[Entries from a dataset]
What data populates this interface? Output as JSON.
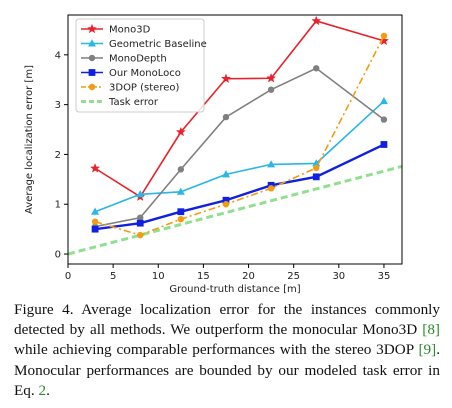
{
  "chart_data": {
    "type": "line",
    "xlabel": "Ground-truth distance [m]",
    "ylabel": "Average localization error [m]",
    "xlim": [
      0,
      37
    ],
    "ylim": [
      -0.2,
      4.8
    ],
    "xticks": [
      0,
      5,
      10,
      15,
      20,
      25,
      30,
      35
    ],
    "yticks": [
      0,
      1,
      2,
      3,
      4
    ],
    "grid": false,
    "legend_position": "top-left",
    "series": [
      {
        "name": "Mono3D",
        "color": "#e8212a",
        "marker": "star",
        "dash": "solid",
        "x": [
          3,
          8,
          12.5,
          17.5,
          22.5,
          27.5,
          35
        ],
        "y": [
          1.72,
          1.15,
          2.45,
          3.52,
          3.53,
          4.68,
          4.28
        ]
      },
      {
        "name": "Geometric Baseline",
        "color": "#29b6e8",
        "marker": "triangle",
        "dash": "solid",
        "x": [
          3,
          8,
          12.5,
          17.5,
          22.5,
          27.5,
          35
        ],
        "y": [
          0.85,
          1.2,
          1.25,
          1.6,
          1.8,
          1.82,
          3.07
        ]
      },
      {
        "name": "MonoDepth",
        "color": "#808080",
        "marker": "circle",
        "dash": "solid",
        "x": [
          3,
          8,
          12.5,
          17.5,
          22.5,
          27.5,
          35
        ],
        "y": [
          0.55,
          0.73,
          1.7,
          2.75,
          3.3,
          3.73,
          2.7
        ]
      },
      {
        "name": "Our MonoLoco",
        "color": "#1020e0",
        "marker": "square",
        "dash": "solid",
        "x": [
          3,
          8,
          12.5,
          17.5,
          22.5,
          27.5,
          35
        ],
        "y": [
          0.5,
          0.62,
          0.85,
          1.08,
          1.38,
          1.55,
          2.2
        ]
      },
      {
        "name": "3DOP (stereo)",
        "color": "#f39c12",
        "marker": "circle",
        "dash": "dashdot",
        "x": [
          3,
          8,
          12.5,
          17.5,
          22.5,
          27.5,
          35
        ],
        "y": [
          0.65,
          0.38,
          0.7,
          1.0,
          1.32,
          1.73,
          4.38
        ]
      },
      {
        "name": "Task error",
        "color": "#90e090",
        "marker": "none",
        "dash": "dashed",
        "x": [
          0,
          37
        ],
        "y": [
          0.0,
          1.76
        ]
      }
    ]
  },
  "caption": {
    "part1": "Figure 4. Average localization error for the instances commonly detected by all methods. We outperform the monocular Mono3D ",
    "ref1": "[8]",
    "part2": " while achieving comparable performances with the stereo 3DOP ",
    "ref2": "[9]",
    "part3": ". Monocular performances are bounded by our modeled task error in Eq. ",
    "ref3": "2",
    "part4": "."
  }
}
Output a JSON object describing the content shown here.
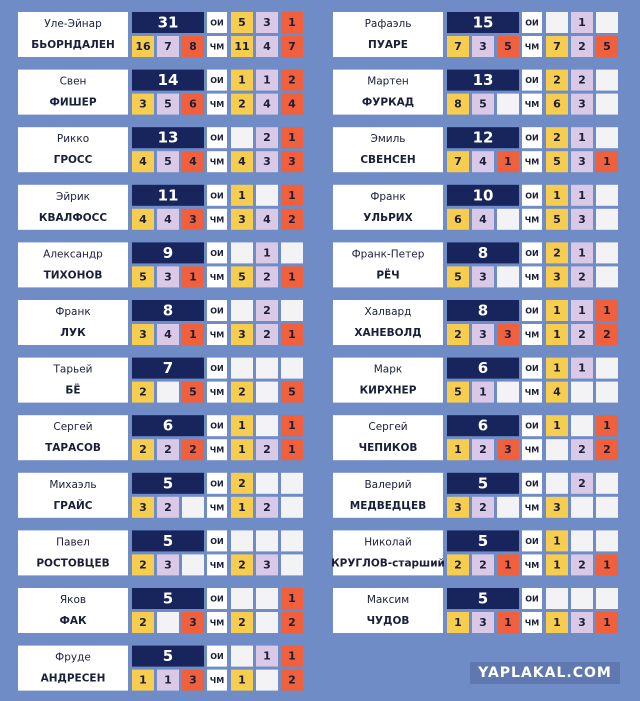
{
  "labels": {
    "oi": "ОИ",
    "wm": "ЧМ"
  },
  "columns": [
    [
      {
        "first": "Уле-Эйнар",
        "last": "БЬОРНДАЛЕН",
        "total": 31,
        "oi": [
          5,
          3,
          1
        ],
        "sum": [
          16,
          7,
          8
        ],
        "wm": [
          11,
          4,
          7
        ]
      },
      {
        "first": "Свен",
        "last": "ФИШЕР",
        "total": 14,
        "oi": [
          1,
          1,
          2
        ],
        "sum": [
          3,
          5,
          6
        ],
        "wm": [
          2,
          4,
          4
        ]
      },
      {
        "first": "Рикко",
        "last": "ГРОСС",
        "total": 13,
        "oi": [
          null,
          2,
          1
        ],
        "sum": [
          4,
          5,
          4
        ],
        "wm": [
          4,
          3,
          3
        ]
      },
      {
        "first": "Эйрик",
        "last": "КВАЛФОСС",
        "total": 11,
        "oi": [
          1,
          null,
          1
        ],
        "sum": [
          4,
          4,
          3
        ],
        "wm": [
          3,
          4,
          2
        ]
      },
      {
        "first": "Александр",
        "last": "ТИХОНОВ",
        "total": 9,
        "oi": [
          null,
          1,
          null
        ],
        "sum": [
          5,
          3,
          1
        ],
        "wm": [
          5,
          2,
          1
        ]
      },
      {
        "first": "Франк",
        "last": "ЛУК",
        "total": 8,
        "oi": [
          null,
          2,
          null
        ],
        "sum": [
          3,
          4,
          1
        ],
        "wm": [
          3,
          2,
          1
        ]
      },
      {
        "first": "Тарьей",
        "last": "БЁ",
        "total": 7,
        "oi": [
          null,
          null,
          null
        ],
        "sum": [
          2,
          null,
          5
        ],
        "wm": [
          2,
          null,
          5
        ]
      },
      {
        "first": "Сергей",
        "last": "ТАРАСОВ",
        "total": 6,
        "oi": [
          1,
          null,
          1
        ],
        "sum": [
          2,
          2,
          2
        ],
        "wm": [
          1,
          2,
          1
        ]
      },
      {
        "first": "Михаэль",
        "last": "ГРАЙС",
        "total": 5,
        "oi": [
          2,
          null,
          null
        ],
        "sum": [
          3,
          2,
          null
        ],
        "wm": [
          1,
          2,
          null
        ]
      },
      {
        "first": "Павел",
        "last": "РОСТОВЦЕВ",
        "total": 5,
        "oi": [
          null,
          null,
          null
        ],
        "sum": [
          2,
          3,
          null
        ],
        "wm": [
          2,
          3,
          null
        ]
      },
      {
        "first": "Яков",
        "last": "ФАК",
        "total": 5,
        "oi": [
          null,
          null,
          1
        ],
        "sum": [
          2,
          null,
          3
        ],
        "wm": [
          2,
          null,
          2
        ]
      },
      {
        "first": "Фруде",
        "last": "АНДРЕСЕН",
        "total": 5,
        "oi": [
          null,
          1,
          1
        ],
        "sum": [
          1,
          1,
          3
        ],
        "wm": [
          1,
          null,
          2
        ]
      }
    ],
    [
      {
        "first": "Рафаэль",
        "last": "ПУАРЕ",
        "total": 15,
        "oi": [
          null,
          1,
          null
        ],
        "sum": [
          7,
          3,
          5
        ],
        "wm": [
          7,
          2,
          5
        ]
      },
      {
        "first": "Мартен",
        "last": "ФУРКАД",
        "total": 13,
        "oi": [
          2,
          2,
          null
        ],
        "sum": [
          8,
          5,
          null
        ],
        "wm": [
          6,
          3,
          null
        ]
      },
      {
        "first": "Эмиль",
        "last": "СВЕНСЕН",
        "total": 12,
        "oi": [
          2,
          1,
          null
        ],
        "sum": [
          7,
          4,
          1
        ],
        "wm": [
          5,
          3,
          1
        ]
      },
      {
        "first": "Франк",
        "last": "УЛЬРИХ",
        "total": 10,
        "oi": [
          1,
          1,
          null
        ],
        "sum": [
          6,
          4,
          null
        ],
        "wm": [
          5,
          3,
          null
        ]
      },
      {
        "first": "Франк-Петер",
        "last": "РЁЧ",
        "total": 8,
        "oi": [
          2,
          1,
          null
        ],
        "sum": [
          5,
          3,
          null
        ],
        "wm": [
          3,
          2,
          null
        ]
      },
      {
        "first": "Халвард",
        "last": "ХАНЕВОЛД",
        "total": 8,
        "oi": [
          1,
          1,
          1
        ],
        "sum": [
          2,
          3,
          3
        ],
        "wm": [
          1,
          2,
          2
        ]
      },
      {
        "first": "Марк",
        "last": "КИРХНЕР",
        "total": 6,
        "oi": [
          1,
          1,
          null
        ],
        "sum": [
          5,
          1,
          null
        ],
        "wm": [
          4,
          null,
          null
        ]
      },
      {
        "first": "Сергей",
        "last": "ЧЕПИКОВ",
        "total": 6,
        "oi": [
          1,
          null,
          1
        ],
        "sum": [
          1,
          2,
          3
        ],
        "wm": [
          null,
          2,
          2
        ]
      },
      {
        "first": "Валерий",
        "last": "МЕДВЕДЦЕВ",
        "total": 5,
        "oi": [
          null,
          2,
          null
        ],
        "sum": [
          3,
          2,
          null
        ],
        "wm": [
          3,
          null,
          null
        ]
      },
      {
        "first": "Николай",
        "last": "КРУГЛОВ-старший",
        "total": 5,
        "oi": [
          1,
          null,
          null
        ],
        "sum": [
          2,
          2,
          1
        ],
        "wm": [
          1,
          2,
          1
        ]
      },
      {
        "first": "Максим",
        "last": "ЧУДОВ",
        "total": 5,
        "oi": [
          null,
          null,
          null
        ],
        "sum": [
          1,
          3,
          1
        ],
        "wm": [
          1,
          3,
          1
        ]
      }
    ]
  ],
  "watermark": "YAPLAKAL.COM"
}
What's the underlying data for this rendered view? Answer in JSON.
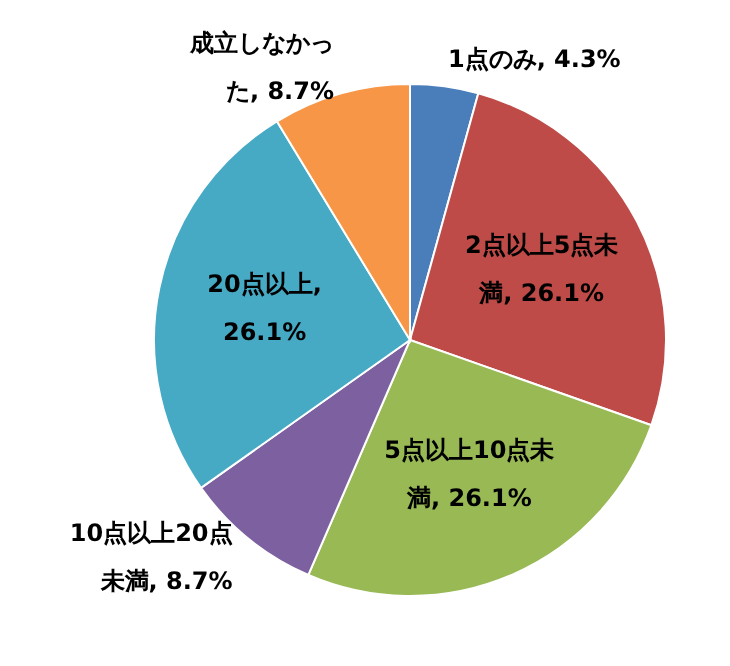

### Task
Collect each line above holding the string "this".

### Answer to the exercise
What data populates this interface? Output as JSON.
What's the underlying data for this rendered view? Answer in JSON.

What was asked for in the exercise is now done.